REQUIRED WORK:
Collect from the data below each line with "this".

==== EXCERPTED DATA

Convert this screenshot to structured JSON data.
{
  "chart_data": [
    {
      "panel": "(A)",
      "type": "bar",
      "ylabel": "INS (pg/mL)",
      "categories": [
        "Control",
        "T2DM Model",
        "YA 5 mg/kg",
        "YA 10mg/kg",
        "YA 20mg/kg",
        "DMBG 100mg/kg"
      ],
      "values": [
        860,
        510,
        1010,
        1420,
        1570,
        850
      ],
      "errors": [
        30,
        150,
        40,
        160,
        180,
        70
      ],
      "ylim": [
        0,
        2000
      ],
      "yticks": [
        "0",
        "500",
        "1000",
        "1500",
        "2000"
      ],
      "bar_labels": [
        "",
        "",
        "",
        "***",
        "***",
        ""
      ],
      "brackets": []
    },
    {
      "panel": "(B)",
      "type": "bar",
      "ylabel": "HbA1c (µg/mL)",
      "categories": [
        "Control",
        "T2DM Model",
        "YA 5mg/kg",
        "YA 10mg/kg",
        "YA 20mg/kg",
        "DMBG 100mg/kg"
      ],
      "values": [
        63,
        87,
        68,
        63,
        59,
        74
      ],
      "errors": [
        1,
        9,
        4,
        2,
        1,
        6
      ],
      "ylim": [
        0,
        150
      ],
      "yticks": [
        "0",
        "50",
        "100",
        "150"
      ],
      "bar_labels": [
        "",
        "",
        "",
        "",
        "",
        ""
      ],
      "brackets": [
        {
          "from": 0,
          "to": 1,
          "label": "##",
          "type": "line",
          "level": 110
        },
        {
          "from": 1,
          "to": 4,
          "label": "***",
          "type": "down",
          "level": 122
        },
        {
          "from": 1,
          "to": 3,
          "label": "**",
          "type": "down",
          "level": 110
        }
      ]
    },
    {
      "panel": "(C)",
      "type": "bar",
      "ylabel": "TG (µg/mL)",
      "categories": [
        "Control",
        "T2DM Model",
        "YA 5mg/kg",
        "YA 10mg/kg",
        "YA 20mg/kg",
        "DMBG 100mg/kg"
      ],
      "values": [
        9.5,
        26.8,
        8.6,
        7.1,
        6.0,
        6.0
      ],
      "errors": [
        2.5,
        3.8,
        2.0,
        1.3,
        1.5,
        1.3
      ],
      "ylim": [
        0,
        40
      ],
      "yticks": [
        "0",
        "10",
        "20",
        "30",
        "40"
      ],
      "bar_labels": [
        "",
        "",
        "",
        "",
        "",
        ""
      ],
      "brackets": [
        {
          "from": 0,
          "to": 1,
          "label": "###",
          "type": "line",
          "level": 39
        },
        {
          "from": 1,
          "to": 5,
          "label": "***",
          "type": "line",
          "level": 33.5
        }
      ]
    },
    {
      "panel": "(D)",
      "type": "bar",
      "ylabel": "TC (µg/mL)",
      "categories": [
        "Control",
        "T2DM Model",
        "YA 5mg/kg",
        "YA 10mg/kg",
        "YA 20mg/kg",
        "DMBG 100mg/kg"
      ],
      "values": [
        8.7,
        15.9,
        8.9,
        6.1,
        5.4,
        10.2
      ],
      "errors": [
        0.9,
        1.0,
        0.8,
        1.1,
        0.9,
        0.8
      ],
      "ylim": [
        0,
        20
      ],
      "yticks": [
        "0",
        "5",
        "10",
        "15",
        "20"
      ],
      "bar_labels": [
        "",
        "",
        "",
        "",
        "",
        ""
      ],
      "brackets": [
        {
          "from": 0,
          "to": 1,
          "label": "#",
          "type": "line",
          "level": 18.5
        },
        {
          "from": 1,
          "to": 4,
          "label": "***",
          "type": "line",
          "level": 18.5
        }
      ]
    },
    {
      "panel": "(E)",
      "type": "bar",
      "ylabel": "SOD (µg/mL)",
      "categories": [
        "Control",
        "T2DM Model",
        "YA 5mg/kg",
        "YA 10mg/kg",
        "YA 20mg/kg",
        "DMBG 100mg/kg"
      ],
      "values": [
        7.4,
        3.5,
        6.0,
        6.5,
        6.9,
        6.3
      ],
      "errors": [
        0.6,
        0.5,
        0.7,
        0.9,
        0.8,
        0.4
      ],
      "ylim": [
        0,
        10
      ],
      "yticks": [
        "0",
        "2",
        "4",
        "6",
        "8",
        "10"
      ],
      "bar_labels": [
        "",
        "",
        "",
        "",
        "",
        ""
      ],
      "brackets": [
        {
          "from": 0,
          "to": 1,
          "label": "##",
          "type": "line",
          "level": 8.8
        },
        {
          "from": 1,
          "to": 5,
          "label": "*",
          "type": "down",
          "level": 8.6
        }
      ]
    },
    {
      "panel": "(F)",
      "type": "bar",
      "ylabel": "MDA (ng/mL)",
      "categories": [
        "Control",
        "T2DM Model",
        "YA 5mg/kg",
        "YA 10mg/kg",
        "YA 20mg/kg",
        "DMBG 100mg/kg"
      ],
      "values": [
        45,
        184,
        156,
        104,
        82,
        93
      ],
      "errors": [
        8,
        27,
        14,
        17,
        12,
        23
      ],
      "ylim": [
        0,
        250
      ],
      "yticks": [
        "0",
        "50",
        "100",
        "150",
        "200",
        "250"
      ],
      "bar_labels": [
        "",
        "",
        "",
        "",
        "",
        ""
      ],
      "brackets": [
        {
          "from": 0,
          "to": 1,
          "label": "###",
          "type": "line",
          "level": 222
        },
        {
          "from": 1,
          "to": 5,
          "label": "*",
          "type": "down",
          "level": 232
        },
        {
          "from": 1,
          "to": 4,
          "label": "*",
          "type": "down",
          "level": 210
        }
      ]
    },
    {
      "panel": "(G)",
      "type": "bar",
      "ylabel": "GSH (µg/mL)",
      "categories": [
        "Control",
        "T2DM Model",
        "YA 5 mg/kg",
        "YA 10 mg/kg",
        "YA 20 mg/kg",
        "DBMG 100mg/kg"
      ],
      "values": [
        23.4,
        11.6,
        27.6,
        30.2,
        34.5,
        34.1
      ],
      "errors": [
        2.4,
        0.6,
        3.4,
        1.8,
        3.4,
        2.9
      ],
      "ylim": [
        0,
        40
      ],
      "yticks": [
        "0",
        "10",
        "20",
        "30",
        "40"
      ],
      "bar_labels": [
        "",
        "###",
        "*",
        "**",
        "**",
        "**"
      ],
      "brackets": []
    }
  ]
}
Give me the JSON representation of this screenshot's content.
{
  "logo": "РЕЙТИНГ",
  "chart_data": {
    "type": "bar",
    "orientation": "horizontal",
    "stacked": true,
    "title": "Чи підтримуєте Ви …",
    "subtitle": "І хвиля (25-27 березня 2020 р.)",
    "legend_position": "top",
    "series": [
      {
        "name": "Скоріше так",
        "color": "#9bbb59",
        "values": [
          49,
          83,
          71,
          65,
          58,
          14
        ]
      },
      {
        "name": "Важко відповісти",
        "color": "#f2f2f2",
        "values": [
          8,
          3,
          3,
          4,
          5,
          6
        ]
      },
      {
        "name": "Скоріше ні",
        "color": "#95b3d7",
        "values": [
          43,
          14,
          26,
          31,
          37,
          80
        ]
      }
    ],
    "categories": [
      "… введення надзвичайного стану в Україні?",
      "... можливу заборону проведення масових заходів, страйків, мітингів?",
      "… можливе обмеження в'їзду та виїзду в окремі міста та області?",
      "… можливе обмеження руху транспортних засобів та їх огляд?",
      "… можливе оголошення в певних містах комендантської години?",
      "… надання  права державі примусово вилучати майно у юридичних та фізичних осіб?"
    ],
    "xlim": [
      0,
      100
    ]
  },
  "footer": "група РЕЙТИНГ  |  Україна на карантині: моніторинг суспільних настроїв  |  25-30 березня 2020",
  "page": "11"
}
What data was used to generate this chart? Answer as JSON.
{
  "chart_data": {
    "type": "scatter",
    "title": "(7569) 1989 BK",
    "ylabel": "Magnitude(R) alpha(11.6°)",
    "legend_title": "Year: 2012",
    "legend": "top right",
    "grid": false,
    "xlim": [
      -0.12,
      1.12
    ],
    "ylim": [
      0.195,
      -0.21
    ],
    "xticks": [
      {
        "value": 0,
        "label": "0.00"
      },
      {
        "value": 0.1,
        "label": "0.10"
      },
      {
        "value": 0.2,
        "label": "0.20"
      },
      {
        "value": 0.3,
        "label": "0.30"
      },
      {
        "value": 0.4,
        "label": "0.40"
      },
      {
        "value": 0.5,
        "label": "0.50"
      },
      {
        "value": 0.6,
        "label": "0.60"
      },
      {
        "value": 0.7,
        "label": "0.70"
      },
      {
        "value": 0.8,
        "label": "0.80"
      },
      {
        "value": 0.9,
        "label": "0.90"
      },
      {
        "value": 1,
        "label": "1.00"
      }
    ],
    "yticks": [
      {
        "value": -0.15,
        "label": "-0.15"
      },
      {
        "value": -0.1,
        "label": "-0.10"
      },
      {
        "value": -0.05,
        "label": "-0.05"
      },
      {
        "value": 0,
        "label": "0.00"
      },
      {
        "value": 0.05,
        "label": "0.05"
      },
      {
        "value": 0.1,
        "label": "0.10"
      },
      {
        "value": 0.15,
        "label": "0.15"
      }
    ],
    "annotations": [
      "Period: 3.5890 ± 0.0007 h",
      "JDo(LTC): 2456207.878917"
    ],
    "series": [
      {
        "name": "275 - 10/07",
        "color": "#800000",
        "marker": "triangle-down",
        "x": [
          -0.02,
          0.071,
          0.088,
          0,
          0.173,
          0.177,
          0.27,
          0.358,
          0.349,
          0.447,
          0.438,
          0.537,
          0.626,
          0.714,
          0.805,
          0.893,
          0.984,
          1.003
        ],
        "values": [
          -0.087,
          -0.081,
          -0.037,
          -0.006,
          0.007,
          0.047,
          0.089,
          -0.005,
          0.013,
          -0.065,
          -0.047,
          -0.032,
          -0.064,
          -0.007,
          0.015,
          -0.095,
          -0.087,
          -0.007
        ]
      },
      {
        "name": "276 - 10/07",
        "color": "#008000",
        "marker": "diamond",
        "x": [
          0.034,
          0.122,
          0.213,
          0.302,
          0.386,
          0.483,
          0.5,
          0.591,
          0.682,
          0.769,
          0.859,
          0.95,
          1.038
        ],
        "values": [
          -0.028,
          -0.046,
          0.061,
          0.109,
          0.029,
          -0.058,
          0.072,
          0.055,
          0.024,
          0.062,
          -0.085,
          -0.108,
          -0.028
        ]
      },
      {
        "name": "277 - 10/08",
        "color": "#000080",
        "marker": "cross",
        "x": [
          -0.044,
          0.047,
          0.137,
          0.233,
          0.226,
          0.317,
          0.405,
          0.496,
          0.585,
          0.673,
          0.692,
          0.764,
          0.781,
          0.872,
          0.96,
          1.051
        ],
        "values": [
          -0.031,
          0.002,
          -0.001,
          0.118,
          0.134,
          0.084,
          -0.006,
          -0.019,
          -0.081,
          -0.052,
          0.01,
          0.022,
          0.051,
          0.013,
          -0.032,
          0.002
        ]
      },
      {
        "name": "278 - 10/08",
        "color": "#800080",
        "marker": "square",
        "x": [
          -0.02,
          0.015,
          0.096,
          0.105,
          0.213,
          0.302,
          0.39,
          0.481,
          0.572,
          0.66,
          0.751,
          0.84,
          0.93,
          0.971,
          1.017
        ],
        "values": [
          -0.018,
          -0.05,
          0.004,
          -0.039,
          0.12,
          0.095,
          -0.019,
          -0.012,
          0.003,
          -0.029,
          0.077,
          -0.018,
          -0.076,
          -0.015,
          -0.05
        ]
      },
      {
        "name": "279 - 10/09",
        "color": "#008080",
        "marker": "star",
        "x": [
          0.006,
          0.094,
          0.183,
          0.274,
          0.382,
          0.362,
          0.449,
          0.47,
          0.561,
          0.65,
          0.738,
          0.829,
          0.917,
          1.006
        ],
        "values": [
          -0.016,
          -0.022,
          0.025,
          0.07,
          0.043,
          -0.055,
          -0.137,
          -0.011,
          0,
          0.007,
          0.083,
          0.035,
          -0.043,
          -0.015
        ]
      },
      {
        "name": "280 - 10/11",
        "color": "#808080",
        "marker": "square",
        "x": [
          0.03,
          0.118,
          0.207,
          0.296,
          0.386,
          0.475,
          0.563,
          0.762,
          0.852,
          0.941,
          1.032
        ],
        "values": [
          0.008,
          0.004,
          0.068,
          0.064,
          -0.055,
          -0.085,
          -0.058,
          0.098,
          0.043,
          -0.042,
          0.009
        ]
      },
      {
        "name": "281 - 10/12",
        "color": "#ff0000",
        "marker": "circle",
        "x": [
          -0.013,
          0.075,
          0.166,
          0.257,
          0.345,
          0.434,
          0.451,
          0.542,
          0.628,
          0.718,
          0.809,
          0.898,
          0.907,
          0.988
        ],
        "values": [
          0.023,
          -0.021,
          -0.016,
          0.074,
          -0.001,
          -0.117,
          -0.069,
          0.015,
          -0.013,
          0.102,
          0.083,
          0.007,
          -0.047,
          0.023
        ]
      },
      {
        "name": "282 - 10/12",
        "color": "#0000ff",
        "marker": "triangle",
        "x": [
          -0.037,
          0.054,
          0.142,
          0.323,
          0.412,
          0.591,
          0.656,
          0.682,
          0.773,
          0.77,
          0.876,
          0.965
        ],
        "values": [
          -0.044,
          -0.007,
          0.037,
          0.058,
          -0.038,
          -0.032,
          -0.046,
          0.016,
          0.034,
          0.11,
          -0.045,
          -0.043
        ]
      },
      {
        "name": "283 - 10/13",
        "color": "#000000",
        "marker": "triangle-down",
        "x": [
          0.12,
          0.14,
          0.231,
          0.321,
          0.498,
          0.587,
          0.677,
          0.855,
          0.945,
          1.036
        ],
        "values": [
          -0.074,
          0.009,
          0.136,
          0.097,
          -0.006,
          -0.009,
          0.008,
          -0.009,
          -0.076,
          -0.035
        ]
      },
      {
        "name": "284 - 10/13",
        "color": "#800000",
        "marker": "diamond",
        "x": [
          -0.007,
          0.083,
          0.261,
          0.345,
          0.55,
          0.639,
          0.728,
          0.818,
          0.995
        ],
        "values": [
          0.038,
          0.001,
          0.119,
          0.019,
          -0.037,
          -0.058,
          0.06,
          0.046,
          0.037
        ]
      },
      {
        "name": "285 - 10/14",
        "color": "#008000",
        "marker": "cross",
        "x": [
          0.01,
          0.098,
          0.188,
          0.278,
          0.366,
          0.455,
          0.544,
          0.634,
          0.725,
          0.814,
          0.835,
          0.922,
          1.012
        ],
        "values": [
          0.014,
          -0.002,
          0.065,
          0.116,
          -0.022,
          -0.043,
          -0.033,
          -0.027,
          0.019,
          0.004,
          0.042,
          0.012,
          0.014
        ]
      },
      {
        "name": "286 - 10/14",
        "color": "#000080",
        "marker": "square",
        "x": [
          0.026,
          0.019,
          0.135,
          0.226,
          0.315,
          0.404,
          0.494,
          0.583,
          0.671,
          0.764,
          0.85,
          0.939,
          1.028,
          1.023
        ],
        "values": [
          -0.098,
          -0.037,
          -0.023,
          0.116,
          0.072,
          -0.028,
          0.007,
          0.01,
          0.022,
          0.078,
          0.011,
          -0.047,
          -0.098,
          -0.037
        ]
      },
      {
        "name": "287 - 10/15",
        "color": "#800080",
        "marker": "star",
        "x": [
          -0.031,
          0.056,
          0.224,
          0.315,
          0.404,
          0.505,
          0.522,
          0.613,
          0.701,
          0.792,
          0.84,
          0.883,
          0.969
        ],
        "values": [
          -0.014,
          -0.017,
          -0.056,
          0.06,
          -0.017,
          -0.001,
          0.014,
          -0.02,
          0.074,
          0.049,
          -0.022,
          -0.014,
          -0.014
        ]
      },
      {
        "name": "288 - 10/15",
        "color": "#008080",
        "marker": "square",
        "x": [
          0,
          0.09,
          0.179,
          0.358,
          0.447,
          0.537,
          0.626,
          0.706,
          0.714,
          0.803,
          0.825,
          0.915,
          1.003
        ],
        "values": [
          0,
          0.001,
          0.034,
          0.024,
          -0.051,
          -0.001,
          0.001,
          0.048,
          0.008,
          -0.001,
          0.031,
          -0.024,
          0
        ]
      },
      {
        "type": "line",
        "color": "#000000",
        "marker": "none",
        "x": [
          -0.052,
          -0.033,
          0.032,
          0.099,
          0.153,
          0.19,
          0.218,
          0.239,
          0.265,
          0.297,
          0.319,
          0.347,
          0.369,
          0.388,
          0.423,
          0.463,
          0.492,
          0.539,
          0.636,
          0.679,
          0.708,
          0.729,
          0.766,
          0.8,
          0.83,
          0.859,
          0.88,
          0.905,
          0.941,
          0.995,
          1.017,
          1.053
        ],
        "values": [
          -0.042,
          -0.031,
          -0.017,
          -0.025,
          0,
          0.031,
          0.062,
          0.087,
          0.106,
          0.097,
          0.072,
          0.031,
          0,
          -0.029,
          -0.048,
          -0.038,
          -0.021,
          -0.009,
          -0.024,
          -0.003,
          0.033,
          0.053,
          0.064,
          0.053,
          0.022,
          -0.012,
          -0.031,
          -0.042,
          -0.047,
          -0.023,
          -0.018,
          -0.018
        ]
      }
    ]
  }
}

========

COMPLETED EXERCISE:
Convert this screenshot to structured JSON data.
Give me the JSON representation of this screenshot's content.
What data was used to generate this chart? Answer as JSON.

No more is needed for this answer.